## START RECORDS

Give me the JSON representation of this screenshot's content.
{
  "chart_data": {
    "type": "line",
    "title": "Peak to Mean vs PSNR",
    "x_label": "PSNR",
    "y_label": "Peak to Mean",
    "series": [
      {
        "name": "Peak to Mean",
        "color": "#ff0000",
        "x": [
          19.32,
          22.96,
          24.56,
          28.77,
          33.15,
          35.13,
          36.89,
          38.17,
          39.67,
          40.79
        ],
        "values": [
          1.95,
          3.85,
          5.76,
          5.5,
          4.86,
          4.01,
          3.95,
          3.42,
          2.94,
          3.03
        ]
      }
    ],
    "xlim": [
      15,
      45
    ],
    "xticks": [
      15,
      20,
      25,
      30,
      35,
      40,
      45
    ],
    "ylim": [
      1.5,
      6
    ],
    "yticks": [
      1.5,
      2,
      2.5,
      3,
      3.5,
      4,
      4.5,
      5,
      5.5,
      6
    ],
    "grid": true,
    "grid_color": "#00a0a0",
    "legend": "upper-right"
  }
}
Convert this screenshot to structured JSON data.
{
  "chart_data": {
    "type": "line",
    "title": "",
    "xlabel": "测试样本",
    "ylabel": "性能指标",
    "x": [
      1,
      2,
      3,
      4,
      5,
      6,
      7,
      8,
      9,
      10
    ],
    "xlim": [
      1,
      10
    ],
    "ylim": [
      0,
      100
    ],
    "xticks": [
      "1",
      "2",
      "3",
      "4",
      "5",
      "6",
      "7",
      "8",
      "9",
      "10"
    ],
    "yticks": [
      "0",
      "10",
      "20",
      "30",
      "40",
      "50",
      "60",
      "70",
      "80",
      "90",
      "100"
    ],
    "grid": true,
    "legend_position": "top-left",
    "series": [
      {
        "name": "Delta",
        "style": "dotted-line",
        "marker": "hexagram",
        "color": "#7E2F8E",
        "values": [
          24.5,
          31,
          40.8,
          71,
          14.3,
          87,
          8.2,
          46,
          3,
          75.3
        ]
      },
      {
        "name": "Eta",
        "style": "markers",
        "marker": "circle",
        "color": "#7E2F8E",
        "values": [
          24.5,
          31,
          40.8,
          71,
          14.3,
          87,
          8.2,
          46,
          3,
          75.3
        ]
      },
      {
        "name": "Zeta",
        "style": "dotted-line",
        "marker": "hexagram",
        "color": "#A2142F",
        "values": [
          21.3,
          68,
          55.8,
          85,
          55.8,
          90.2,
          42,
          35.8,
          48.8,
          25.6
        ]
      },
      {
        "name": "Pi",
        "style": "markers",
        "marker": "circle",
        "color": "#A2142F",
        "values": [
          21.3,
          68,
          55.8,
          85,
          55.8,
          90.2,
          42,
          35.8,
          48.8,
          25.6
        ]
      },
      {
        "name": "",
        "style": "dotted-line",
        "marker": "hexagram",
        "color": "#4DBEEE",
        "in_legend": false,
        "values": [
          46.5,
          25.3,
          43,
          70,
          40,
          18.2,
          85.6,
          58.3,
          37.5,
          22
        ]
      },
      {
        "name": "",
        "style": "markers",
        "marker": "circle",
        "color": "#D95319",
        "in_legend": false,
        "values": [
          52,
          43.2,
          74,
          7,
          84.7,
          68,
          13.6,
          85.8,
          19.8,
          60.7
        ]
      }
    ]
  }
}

## END RECORDS

> **WHAT THE TASK ASKS**
Extract the full listing above without alteration.

> **TASK OUTPUT**
Give me the JSON representation of this screenshot's content.
{
  "chart_data": {
    "type": "line",
    "title": "Peak to Mean vs PSNR",
    "x_label": "PSNR",
    "y_label": "Peak to Mean",
    "series": [
      {
        "name": "Peak to Mean",
        "color": "#ff0000",
        "x": [
          19.32,
          22.96,
          24.56,
          28.77,
          33.15,
          35.13,
          36.89,
          38.17,
          39.67,
          40.79
        ],
        "values": [
          1.95,
          3.85,
          5.76,
          5.5,
          4.86,
          4.01,
          3.95,
          3.42,
          2.94,
          3.03
        ]
      }
    ],
    "xlim": [
      15,
      45
    ],
    "xticks": [
      15,
      20,
      25,
      30,
      35,
      40,
      45
    ],
    "ylim": [
      1.5,
      6
    ],
    "yticks": [
      1.5,
      2,
      2.5,
      3,
      3.5,
      4,
      4.5,
      5,
      5.5,
      6
    ],
    "grid": true,
    "grid_color": "#00a0a0",
    "legend": "upper-right"
  }
}
Convert this screenshot to structured JSON data.
{
  "chart_data": {
    "type": "line",
    "title": "",
    "xlabel": "测试样本",
    "ylabel": "性能指标",
    "x": [
      1,
      2,
      3,
      4,
      5,
      6,
      7,
      8,
      9,
      10
    ],
    "xlim": [
      1,
      10
    ],
    "ylim": [
      0,
      100
    ],
    "xticks": [
      "1",
      "2",
      "3",
      "4",
      "5",
      "6",
      "7",
      "8",
      "9",
      "10"
    ],
    "yticks": [
      "0",
      "10",
      "20",
      "30",
      "40",
      "50",
      "60",
      "70",
      "80",
      "90",
      "100"
    ],
    "grid": true,
    "legend_position": "top-left",
    "series": [
      {
        "name": "Delta",
        "style": "dotted-line",
        "marker": "hexagram",
        "color": "#7E2F8E",
        "values": [
          24.5,
          31,
          40.8,
          71,
          14.3,
          87,
          8.2,
          46,
          3,
          75.3
        ]
      },
      {
        "name": "Eta",
        "style": "markers",
        "marker": "circle",
        "color": "#7E2F8E",
        "values": [
          24.5,
          31,
          40.8,
          71,
          14.3,
          87,
          8.2,
          46,
          3,
          75.3
        ]
      },
      {
        "name": "Zeta",
        "style": "dotted-line",
        "marker": "hexagram",
        "color": "#A2142F",
        "values": [
          21.3,
          68,
          55.8,
          85,
          55.8,
          90.2,
          42,
          35.8,
          48.8,
          25.6
        ]
      },
      {
        "name": "Pi",
        "style": "markers",
        "marker": "circle",
        "color": "#A2142F",
        "values": [
          21.3,
          68,
          55.8,
          85,
          55.8,
          90.2,
          42,
          35.8,
          48.8,
          25.6
        ]
      },
      {
        "name": "",
        "style": "dotted-line",
        "marker": "hexagram",
        "color": "#4DBEEE",
        "in_legend": false,
        "values": [
          46.5,
          25.3,
          43,
          70,
          40,
          18.2,
          85.6,
          58.3,
          37.5,
          22
        ]
      },
      {
        "name": "",
        "style": "markers",
        "marker": "circle",
        "color": "#D95319",
        "in_legend": false,
        "values": [
          52,
          43.2,
          74,
          7,
          84.7,
          68,
          13.6,
          85.8,
          19.8,
          60.7
        ]
      }
    ]
  }
}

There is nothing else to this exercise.